-- Data extract start --

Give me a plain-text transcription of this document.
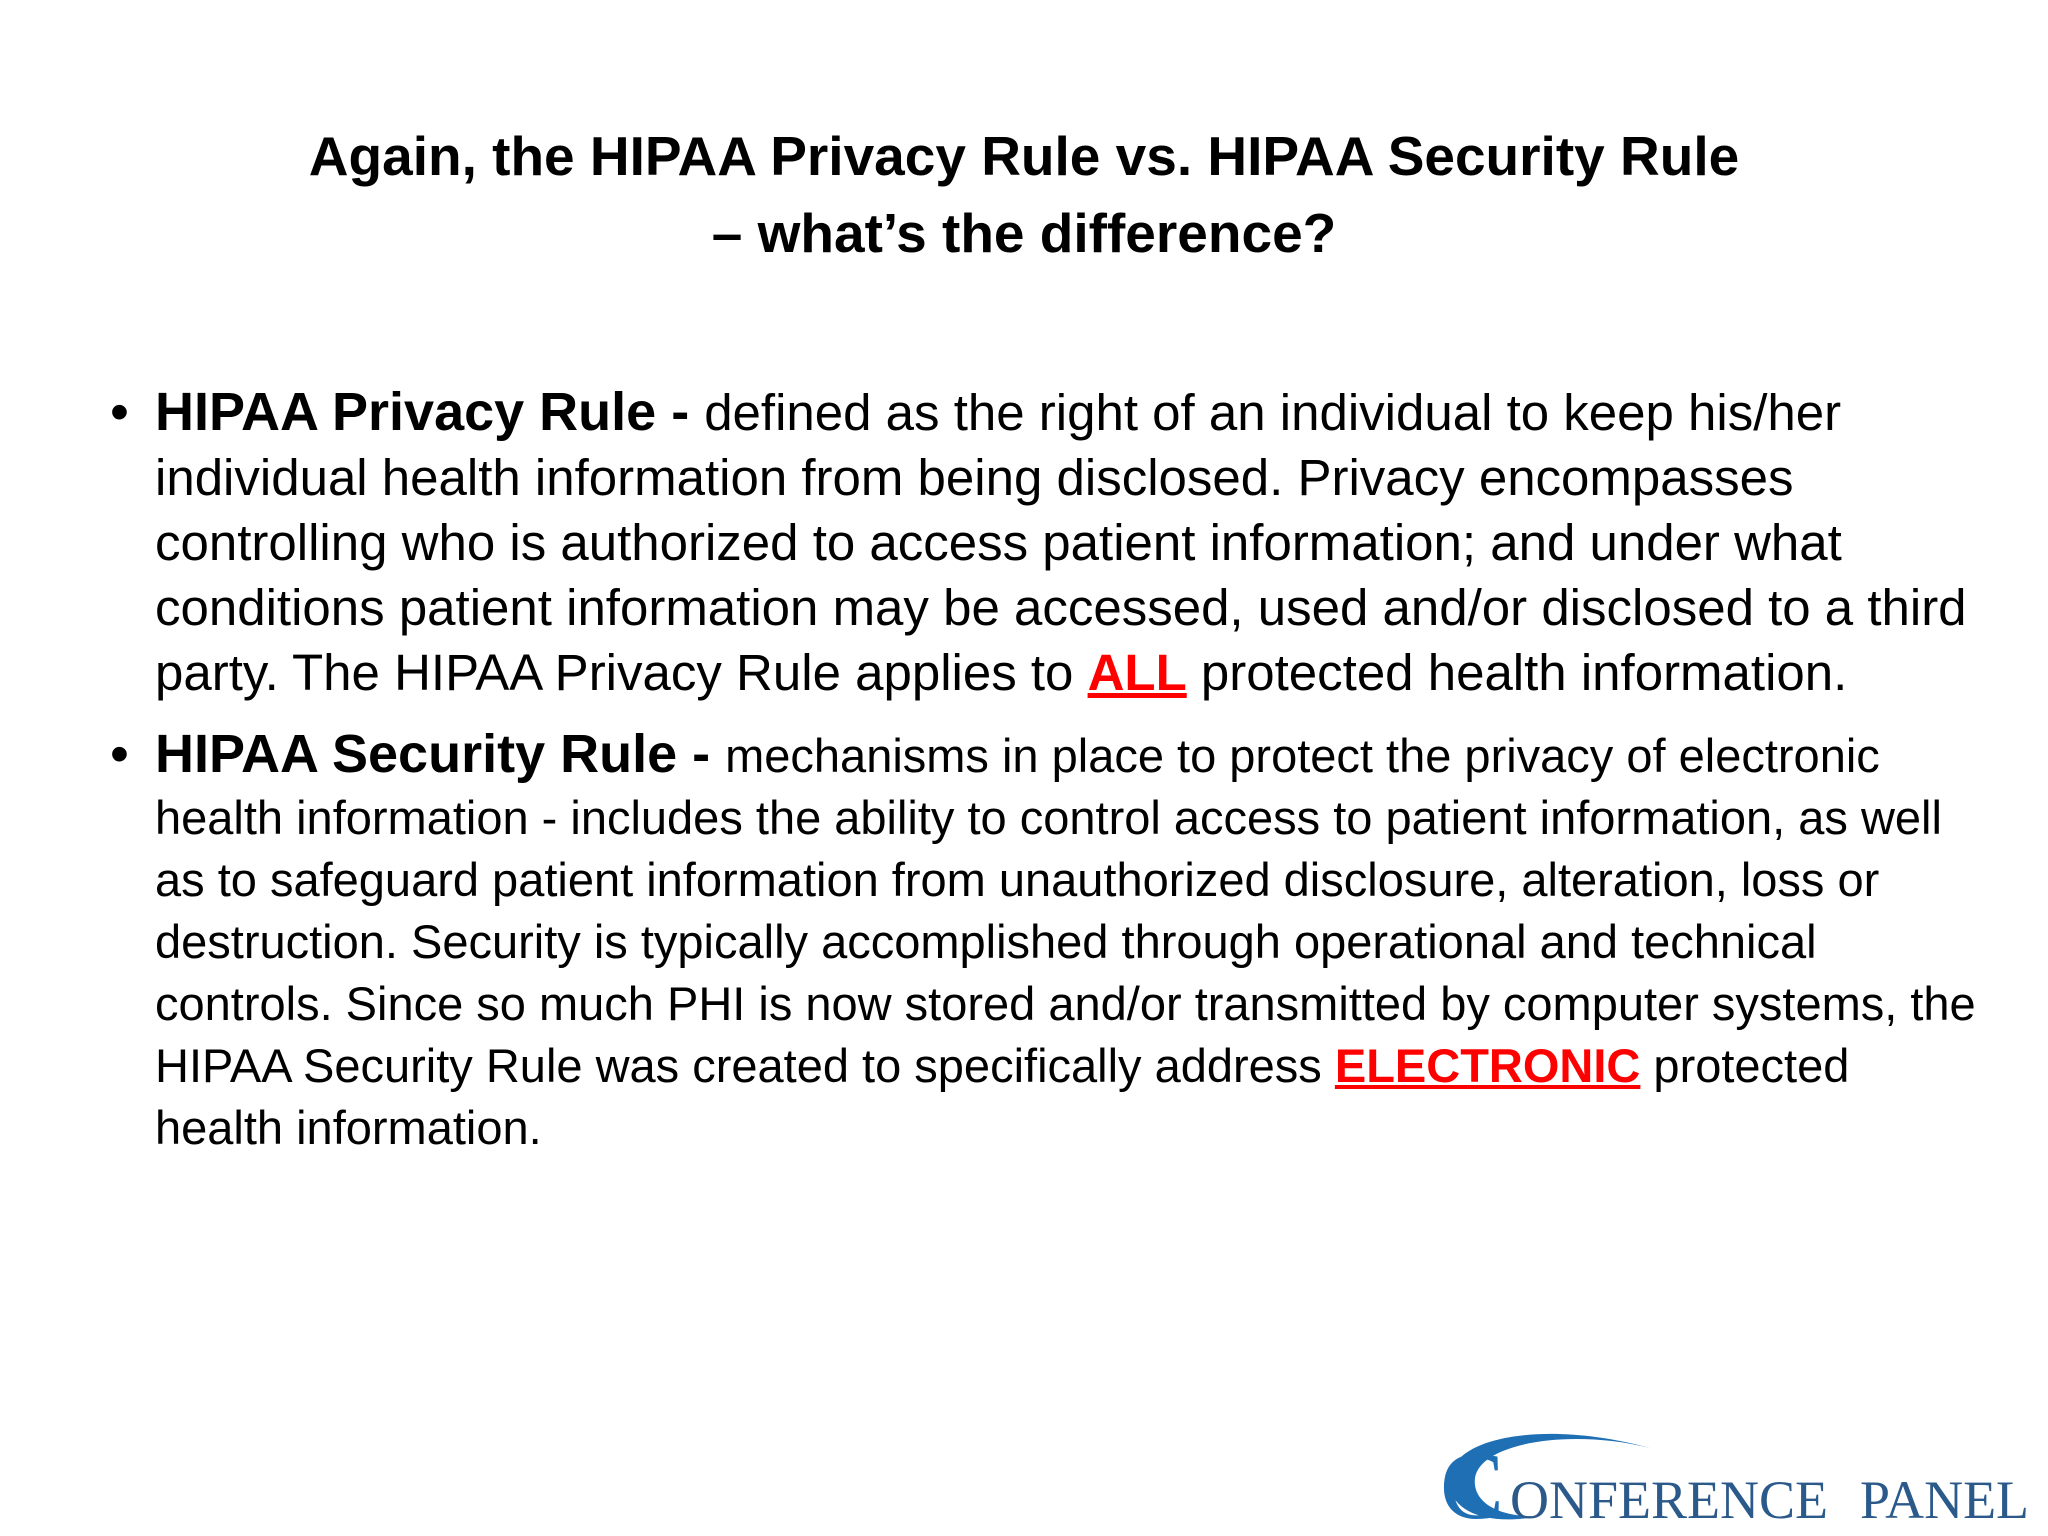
Again, the HIPAA Privacy Rule vs. HIPAA Security Rule
– what’s the difference?
• HIPAA Privacy Rule - defined as the right of an individual to keep his/her individual health information from being disclosed. Privacy encompasses controlling who is authorized to access patient information; and under what conditions patient information may be accessed, used and/or disclosed to a third party. The HIPAA Privacy Rule applies to ALL protected health information.
• HIPAA Security Rule - mechanisms in place to protect the privacy of electronic health information - includes the ability to control access to patient information, as well as to safeguard patient information from unauthorized disclosure, alteration, loss or destruction. Security is typically accomplished through operational and technical controls. Since so much PHI is now stored and/or transmitted by computer systems, the HIPAA Security Rule was created to specifically address ELECTRONIC protected health information.
C ONFERENCE PANEL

-- Data extract end --

# What is required
Copy out every line with the word "Security".

# Task response
Again, the HIPAA Privacy Rule vs. HIPAA Security Rule
• HIPAA Security Rule - mechanisms in place to protect the privacy of electronic health information - includes the ability to control access to patient information, as well as to safeguard patient information from unauthorized disclosure, alteration, loss or destruction. Security is typically accomplished through operational and technical controls. Since so much PHI is now stored and/or transmitted by computer systems, the HIPAA Security Rule was created to specifically address ELECTRONIC protected health information.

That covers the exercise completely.